Stored entries
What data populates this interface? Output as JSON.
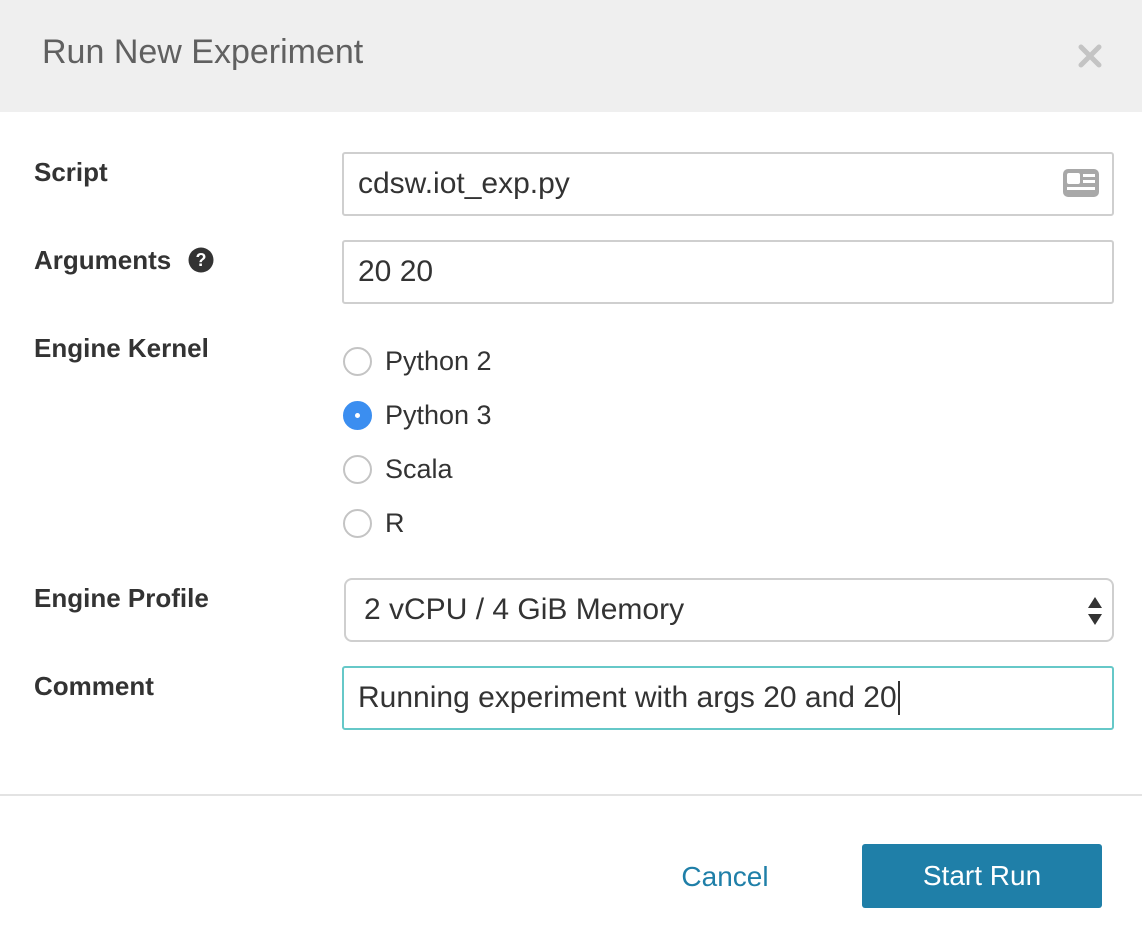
{
  "dialog": {
    "title": "Run New Experiment",
    "close_icon": "close-icon"
  },
  "form": {
    "script": {
      "label": "Script",
      "value": "cdsw.iot_exp.py",
      "icon": "file-browse-icon"
    },
    "arguments": {
      "label": "Arguments",
      "value": "20 20",
      "help_icon": "question-circle-icon"
    },
    "engine_kernel": {
      "label": "Engine Kernel",
      "options": [
        {
          "label": "Python 2",
          "checked": false
        },
        {
          "label": "Python 3",
          "checked": true
        },
        {
          "label": "Scala",
          "checked": false
        },
        {
          "label": "R",
          "checked": false
        }
      ],
      "accent": "#3b8ef0"
    },
    "engine_profile": {
      "label": "Engine Profile",
      "selected": "2 vCPU / 4 GiB Memory"
    },
    "comment": {
      "label": "Comment",
      "value": "Running experiment with args 20 and 20",
      "focus_color": "#66c8c8"
    }
  },
  "footer": {
    "cancel_label": "Cancel",
    "start_label": "Start Run",
    "primary_color": "#1f7fa8"
  }
}
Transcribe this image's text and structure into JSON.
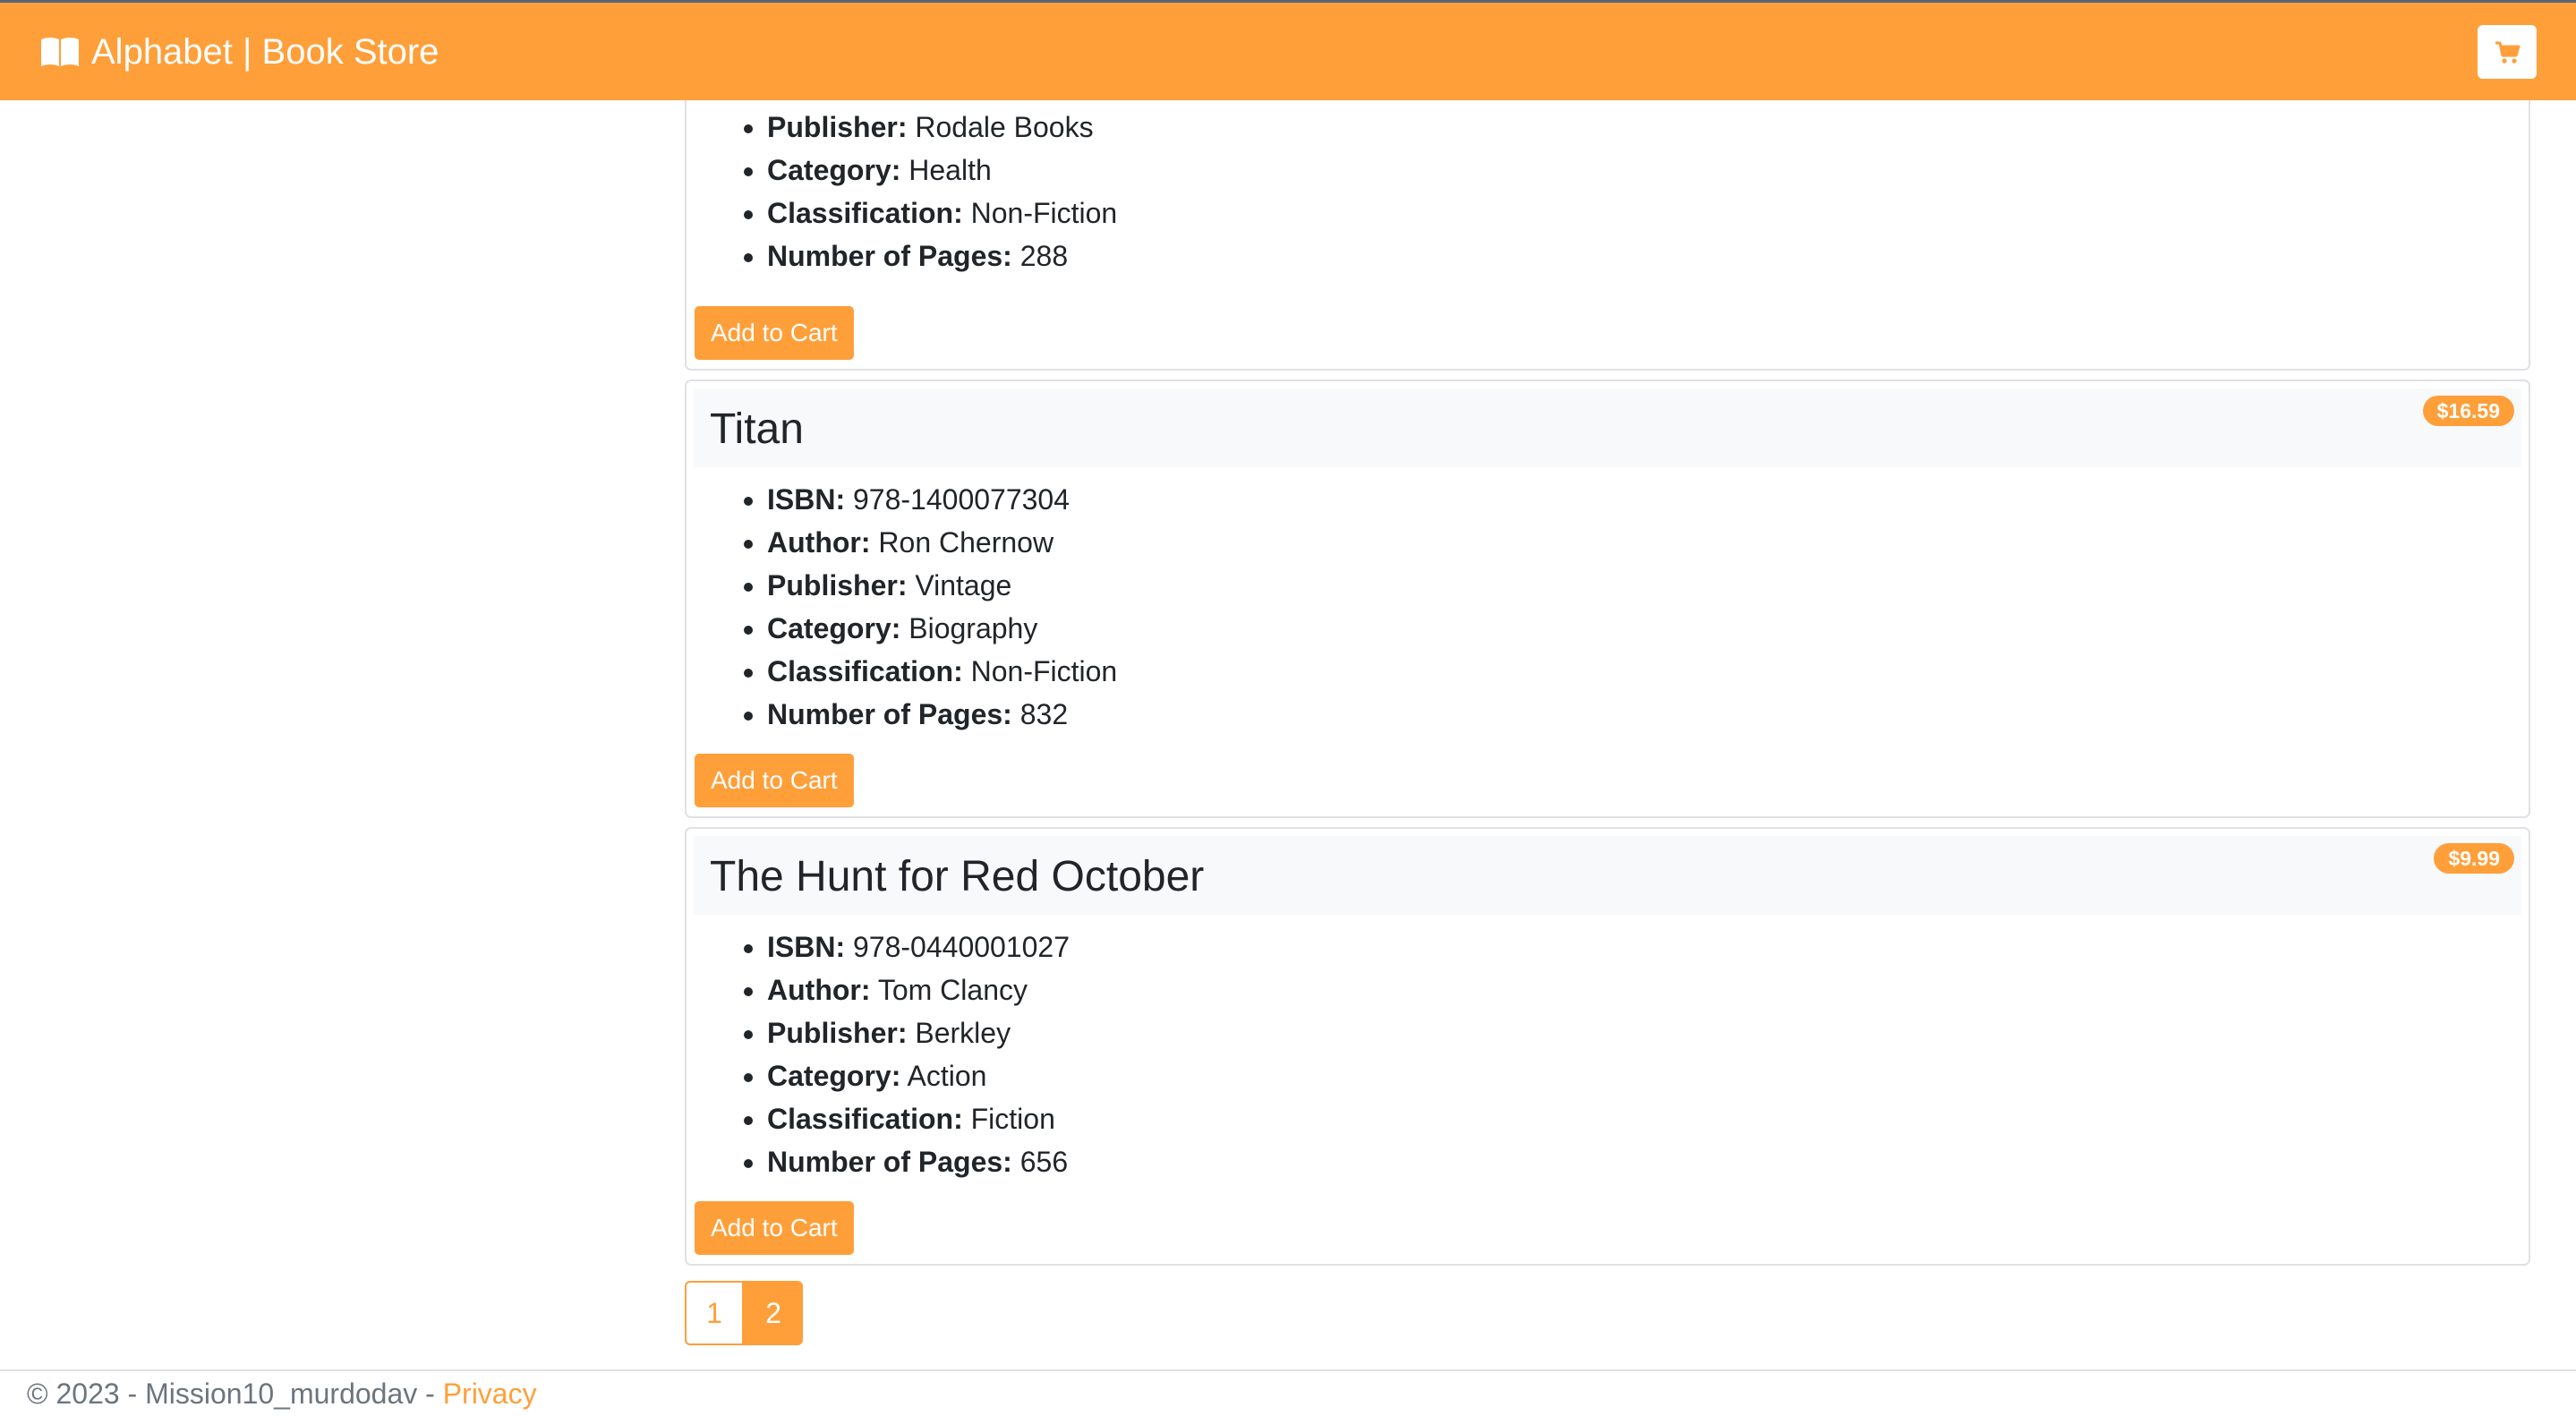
{
  "navbar": {
    "brand": "Alphabet | Book Store",
    "brand_icon": "book-open-icon",
    "cart_icon": "shopping-cart-icon"
  },
  "books": [
    {
      "title": "",
      "price": "",
      "details": [
        {
          "label": "Publisher:",
          "value": "Rodale Books"
        },
        {
          "label": "Category:",
          "value": "Health"
        },
        {
          "label": "Classification:",
          "value": "Non-Fiction"
        },
        {
          "label": "Number of Pages:",
          "value": "288"
        }
      ],
      "button": "Add to Cart"
    },
    {
      "title": "Titan",
      "price": "$16.59",
      "details": [
        {
          "label": "ISBN:",
          "value": "978-1400077304"
        },
        {
          "label": "Author:",
          "value": "Ron Chernow"
        },
        {
          "label": "Publisher:",
          "value": "Vintage"
        },
        {
          "label": "Category:",
          "value": "Biography"
        },
        {
          "label": "Classification:",
          "value": "Non-Fiction"
        },
        {
          "label": "Number of Pages:",
          "value": "832"
        }
      ],
      "button": "Add to Cart"
    },
    {
      "title": "The Hunt for Red October",
      "price": "$9.99",
      "details": [
        {
          "label": "ISBN:",
          "value": "978-0440001027"
        },
        {
          "label": "Author:",
          "value": "Tom Clancy"
        },
        {
          "label": "Publisher:",
          "value": "Berkley"
        },
        {
          "label": "Category:",
          "value": "Action"
        },
        {
          "label": "Classification:",
          "value": "Fiction"
        },
        {
          "label": "Number of Pages:",
          "value": "656"
        }
      ],
      "button": "Add to Cart"
    }
  ],
  "pagination": {
    "pages": [
      "1",
      "2"
    ],
    "active": "2"
  },
  "footer": {
    "text": "© 2023 - Mission10_murdodav - ",
    "link": "Privacy"
  },
  "colors": {
    "accent": "#ff9f3a",
    "header_bg": "#f8f9fa",
    "border": "#dfe1e4"
  }
}
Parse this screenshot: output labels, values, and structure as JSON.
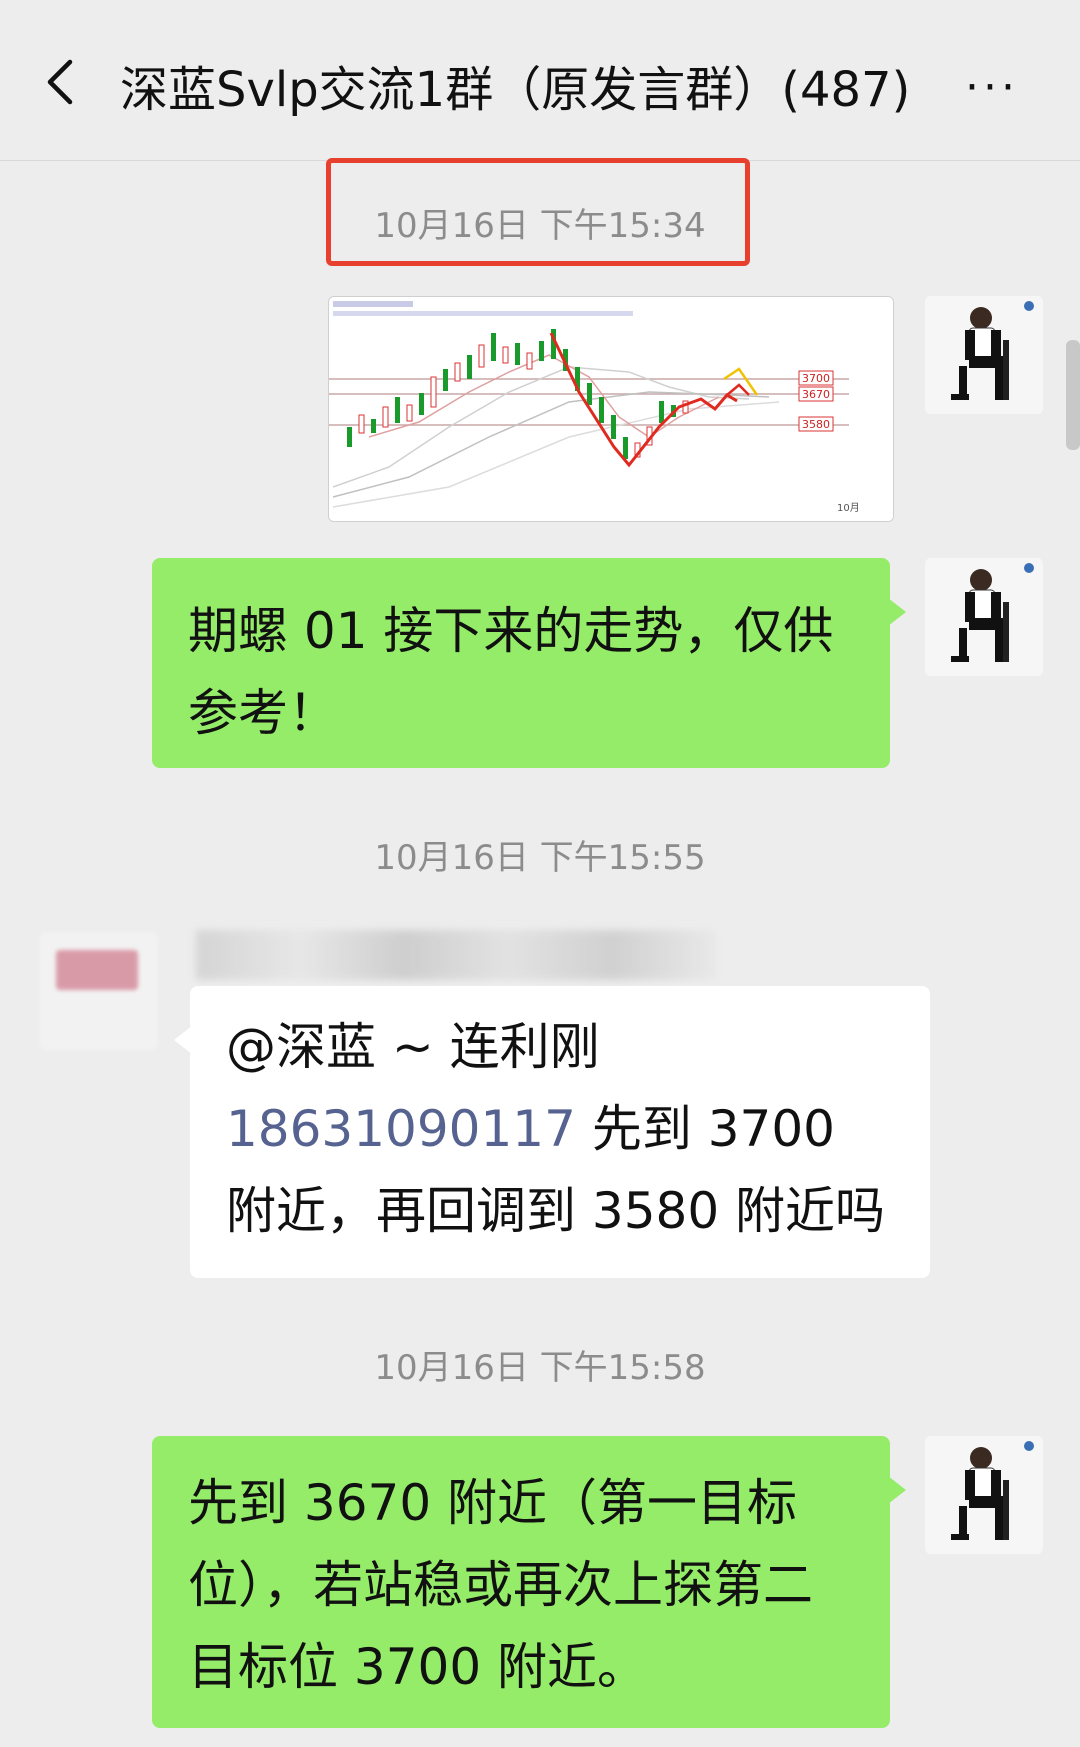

Task to carry out:
Find the lines with the string "text" and reproduce them.

Task response:
Transcribe this image's text and structure into JSON.
    "text": "© 2023 - Mission10_murdodav - ",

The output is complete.